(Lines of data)
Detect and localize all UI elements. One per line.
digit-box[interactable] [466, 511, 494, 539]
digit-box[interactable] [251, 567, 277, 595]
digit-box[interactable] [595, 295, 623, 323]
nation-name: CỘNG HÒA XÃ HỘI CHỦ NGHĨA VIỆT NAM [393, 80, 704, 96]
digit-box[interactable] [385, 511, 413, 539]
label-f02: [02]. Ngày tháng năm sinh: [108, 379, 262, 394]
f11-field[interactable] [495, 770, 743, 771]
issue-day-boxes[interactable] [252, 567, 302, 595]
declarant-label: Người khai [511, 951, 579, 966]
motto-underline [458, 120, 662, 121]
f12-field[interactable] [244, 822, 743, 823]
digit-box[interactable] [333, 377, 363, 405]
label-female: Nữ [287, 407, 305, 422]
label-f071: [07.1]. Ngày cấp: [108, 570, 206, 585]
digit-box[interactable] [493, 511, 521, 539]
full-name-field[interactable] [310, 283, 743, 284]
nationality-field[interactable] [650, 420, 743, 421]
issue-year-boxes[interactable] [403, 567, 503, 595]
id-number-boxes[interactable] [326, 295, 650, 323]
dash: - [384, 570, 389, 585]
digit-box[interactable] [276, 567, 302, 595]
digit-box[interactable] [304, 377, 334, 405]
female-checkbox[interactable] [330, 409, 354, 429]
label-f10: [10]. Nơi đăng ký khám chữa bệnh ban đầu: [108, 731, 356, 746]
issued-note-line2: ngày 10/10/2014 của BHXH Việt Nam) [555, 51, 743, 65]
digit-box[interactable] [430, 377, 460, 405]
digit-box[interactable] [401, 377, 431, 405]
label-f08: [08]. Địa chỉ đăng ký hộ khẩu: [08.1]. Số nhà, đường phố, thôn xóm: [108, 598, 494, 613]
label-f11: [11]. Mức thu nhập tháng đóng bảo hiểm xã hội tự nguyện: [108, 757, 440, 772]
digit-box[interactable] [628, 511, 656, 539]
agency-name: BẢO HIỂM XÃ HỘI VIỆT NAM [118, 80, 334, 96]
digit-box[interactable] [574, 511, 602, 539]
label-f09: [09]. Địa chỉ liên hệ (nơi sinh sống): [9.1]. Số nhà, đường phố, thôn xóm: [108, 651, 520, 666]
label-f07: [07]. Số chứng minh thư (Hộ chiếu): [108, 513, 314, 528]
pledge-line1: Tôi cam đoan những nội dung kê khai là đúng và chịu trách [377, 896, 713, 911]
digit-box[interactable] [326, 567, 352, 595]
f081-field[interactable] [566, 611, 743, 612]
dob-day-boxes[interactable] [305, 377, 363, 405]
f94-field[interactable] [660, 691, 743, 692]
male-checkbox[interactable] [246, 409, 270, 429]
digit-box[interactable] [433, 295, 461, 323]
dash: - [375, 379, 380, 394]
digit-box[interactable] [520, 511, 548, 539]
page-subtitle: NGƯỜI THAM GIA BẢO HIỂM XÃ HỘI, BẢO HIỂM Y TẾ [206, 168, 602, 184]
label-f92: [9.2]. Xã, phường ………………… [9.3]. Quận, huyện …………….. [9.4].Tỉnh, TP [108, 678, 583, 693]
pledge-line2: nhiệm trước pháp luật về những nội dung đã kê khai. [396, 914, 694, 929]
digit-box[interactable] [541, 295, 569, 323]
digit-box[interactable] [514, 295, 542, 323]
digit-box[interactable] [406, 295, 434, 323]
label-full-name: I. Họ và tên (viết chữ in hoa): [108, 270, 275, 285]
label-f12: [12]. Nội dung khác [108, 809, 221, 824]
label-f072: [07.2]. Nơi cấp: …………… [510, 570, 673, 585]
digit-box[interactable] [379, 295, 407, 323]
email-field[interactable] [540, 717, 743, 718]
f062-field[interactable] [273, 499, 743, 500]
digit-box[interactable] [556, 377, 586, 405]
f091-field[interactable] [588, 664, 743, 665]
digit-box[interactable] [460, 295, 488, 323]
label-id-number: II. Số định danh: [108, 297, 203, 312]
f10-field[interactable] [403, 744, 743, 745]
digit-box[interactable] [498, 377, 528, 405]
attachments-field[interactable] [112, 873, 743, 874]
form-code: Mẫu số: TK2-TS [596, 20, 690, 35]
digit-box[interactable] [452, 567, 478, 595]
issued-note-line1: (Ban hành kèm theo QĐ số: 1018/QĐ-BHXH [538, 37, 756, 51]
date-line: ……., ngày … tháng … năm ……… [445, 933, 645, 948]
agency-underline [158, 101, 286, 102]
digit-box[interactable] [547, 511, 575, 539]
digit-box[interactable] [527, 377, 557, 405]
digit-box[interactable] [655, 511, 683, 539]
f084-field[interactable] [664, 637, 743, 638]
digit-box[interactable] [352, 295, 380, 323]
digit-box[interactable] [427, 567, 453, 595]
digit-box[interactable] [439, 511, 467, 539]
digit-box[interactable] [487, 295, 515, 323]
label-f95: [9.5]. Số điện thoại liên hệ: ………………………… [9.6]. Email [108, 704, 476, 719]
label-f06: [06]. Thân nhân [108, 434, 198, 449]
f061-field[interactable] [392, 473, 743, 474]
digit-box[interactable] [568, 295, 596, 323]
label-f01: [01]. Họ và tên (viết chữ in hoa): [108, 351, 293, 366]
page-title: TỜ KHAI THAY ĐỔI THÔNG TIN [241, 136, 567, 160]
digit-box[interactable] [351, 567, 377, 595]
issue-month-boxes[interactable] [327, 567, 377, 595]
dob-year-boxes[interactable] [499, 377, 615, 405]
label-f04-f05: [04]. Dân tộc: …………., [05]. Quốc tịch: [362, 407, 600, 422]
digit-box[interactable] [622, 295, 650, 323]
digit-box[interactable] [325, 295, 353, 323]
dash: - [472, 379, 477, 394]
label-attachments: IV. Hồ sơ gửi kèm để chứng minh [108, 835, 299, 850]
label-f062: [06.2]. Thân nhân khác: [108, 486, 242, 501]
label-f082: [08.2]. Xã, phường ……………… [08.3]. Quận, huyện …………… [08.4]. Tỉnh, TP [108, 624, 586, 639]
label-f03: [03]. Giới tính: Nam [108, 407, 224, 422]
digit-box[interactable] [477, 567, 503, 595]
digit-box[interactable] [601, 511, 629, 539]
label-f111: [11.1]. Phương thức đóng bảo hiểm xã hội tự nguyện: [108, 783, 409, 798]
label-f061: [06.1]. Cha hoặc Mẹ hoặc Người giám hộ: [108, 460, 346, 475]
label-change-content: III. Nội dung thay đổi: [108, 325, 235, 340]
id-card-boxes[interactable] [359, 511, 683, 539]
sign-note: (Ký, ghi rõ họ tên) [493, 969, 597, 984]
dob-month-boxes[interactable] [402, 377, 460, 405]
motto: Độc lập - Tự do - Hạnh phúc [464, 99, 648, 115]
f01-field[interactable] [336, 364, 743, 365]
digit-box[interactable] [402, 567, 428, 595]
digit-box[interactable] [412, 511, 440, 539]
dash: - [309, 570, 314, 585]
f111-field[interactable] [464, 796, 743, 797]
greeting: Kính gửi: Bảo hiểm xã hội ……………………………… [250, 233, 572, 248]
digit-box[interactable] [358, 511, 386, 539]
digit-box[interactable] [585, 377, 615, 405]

# WORK REQUIRED:
Write out the lines above word for word, from the first line through the line that contains "full-name-field[interactable] [310, 283, 743, 284]".

# FULL SOLUTION:
Detect and localize all UI elements. One per line.
digit-box[interactable] [466, 511, 494, 539]
digit-box[interactable] [251, 567, 277, 595]
digit-box[interactable] [595, 295, 623, 323]
nation-name: CỘNG HÒA XÃ HỘI CHỦ NGHĨA VIỆT NAM [393, 80, 704, 96]
digit-box[interactable] [385, 511, 413, 539]
label-f02: [02]. Ngày tháng năm sinh: [108, 379, 262, 394]
f11-field[interactable] [495, 770, 743, 771]
issue-day-boxes[interactable] [252, 567, 302, 595]
declarant-label: Người khai [511, 951, 579, 966]
motto-underline [458, 120, 662, 121]
f12-field[interactable] [244, 822, 743, 823]
digit-box[interactable] [333, 377, 363, 405]
label-female: Nữ [287, 407, 305, 422]
label-f071: [07.1]. Ngày cấp: [108, 570, 206, 585]
digit-box[interactable] [493, 511, 521, 539]
full-name-field[interactable] [310, 283, 743, 284]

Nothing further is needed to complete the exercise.